>> Start
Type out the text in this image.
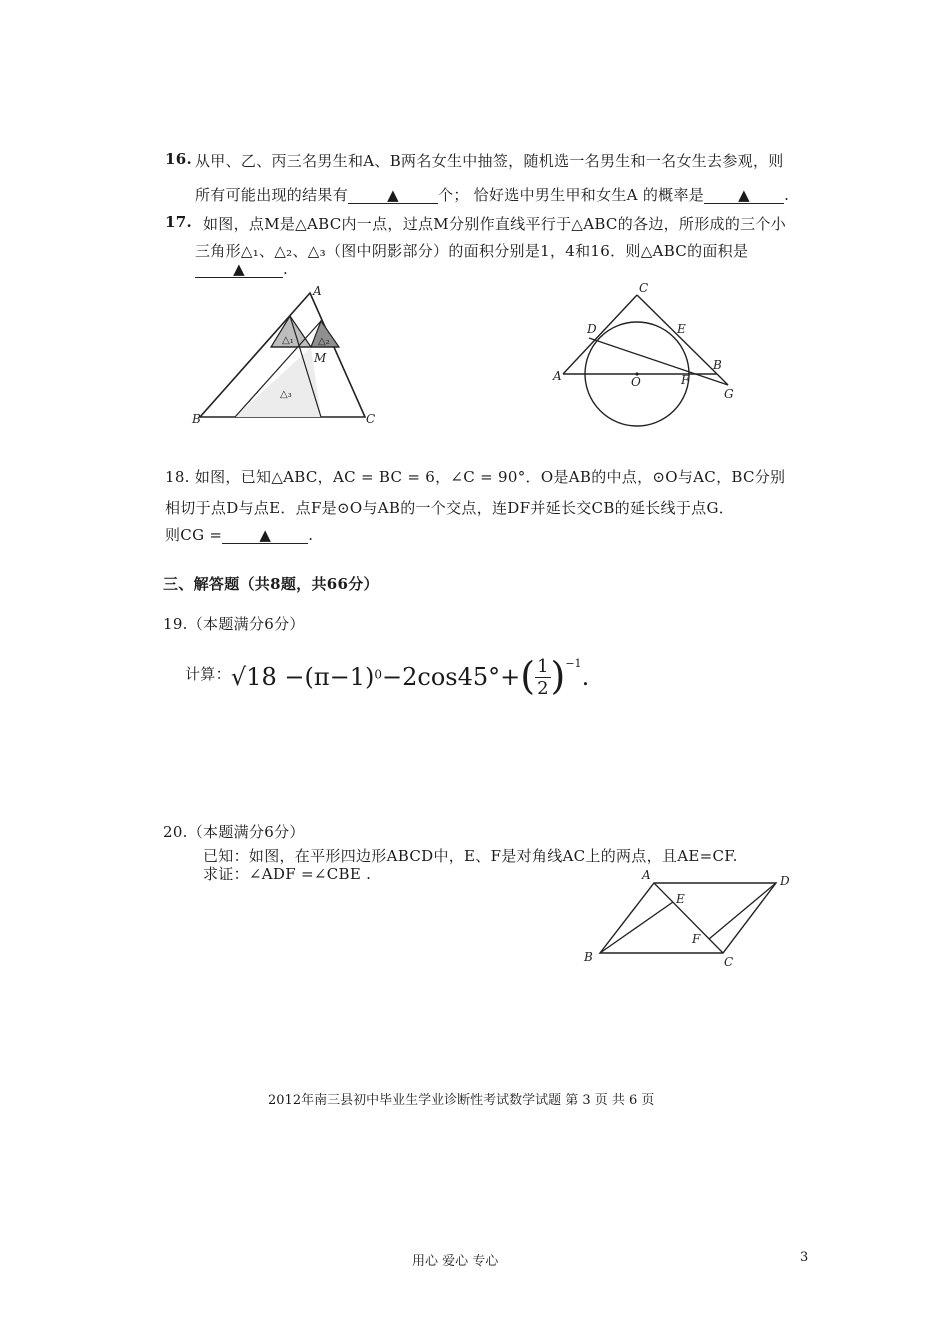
16. 从甲、乙、丙三名男生和A、B两名女生中抽签，随机选一名男生和一名女生去参观，则
所有可能出现的结果有	▲	个； 恰好选中男生甲和女生A 的概率是 ▲ .
17. 如图，点M是△ABC内一点，过点M分别作直线平行于△ABC的各边，所形成的三个小
三角形△₁、△₂、△₃（图中阴影部分）的面积分别是1，4和16．则△ABC的面积是
▲	.
A
B	C
M
△₁ △₂
△₃
C
D	E
A	O	F
B
G
18. 如图，已知△ABC，AC = BC = 6，∠C = 90°．O是AB的中点，⊙O与AC，BC分别
相切于点D与点E．点F是⊙O与AB的一个交点，连DF并延长交CB的延长线于点G．
则CG = ▲ .
三、解答题（共8题，共66分）
19.（本题满分6分）
计算：$√18 -(\pi-1)^0-2\cos 45^\circ+( \frac{1}{2} )^{-1}$.
20.（本题满分6分）
已知：如图，在平形四边形ABCD中，E、F是对角线AC上的两点，且AE=CF.
求证：∠ADF =∠CBE .	A	D
E
F
B	C
2012年南三县初中毕业生学业诊断性考试数学试题 第 3 页 共 6 页
用心 爱心 专心	3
>> End
- [GIVEN EXERCISE]: All entries must be written out again exactly as given, with no pictures in the copy.

- [THE COMPLETED TASK]:
Type out the text in this image.
16. 从甲、乙、丙三名男生和A、B两名女生中抽签，随机选一名男生和一名女生去参观，则
所有可能出现的结果有	▲	个； 恰好选中男生甲和女生A 的概率是 ▲ .
17. 如图，点M是△ABC内一点，过点M分别作直线平行于△ABC的各边，所形成的三个小
三角形△₁、△₂、△₃（图中阴影部分）的面积分别是1，4和16．则△ABC的面积是
▲	.
A
B	C
M
△₁ △₂
△₃
C
D	E
A	O	F
B
G
18. 如图，已知△ABC，AC = BC = 6，∠C = 90°．O是AB的中点，⊙O与AC，BC分别
相切于点D与点E．点F是⊙O与AB的一个交点，连DF并延长交CB的延长线于点G．
则CG = ▲ .
三、解答题（共8题，共66分）
19.（本题满分6分）
计算：$√18 -(\pi-1)^0-2\cos 45^\circ+( \frac{1}{2} )^{-1}$.
20.（本题满分6分）
已知：如图，在平形四边形ABCD中，E、F是对角线AC上的两点，且AE=CF.
求证：∠ADF =∠CBE .	A	D
E
F
B	C
2012年南三县初中毕业生学业诊断性考试数学试题 第 3 页 共 6 页
用心 爱心 专心	3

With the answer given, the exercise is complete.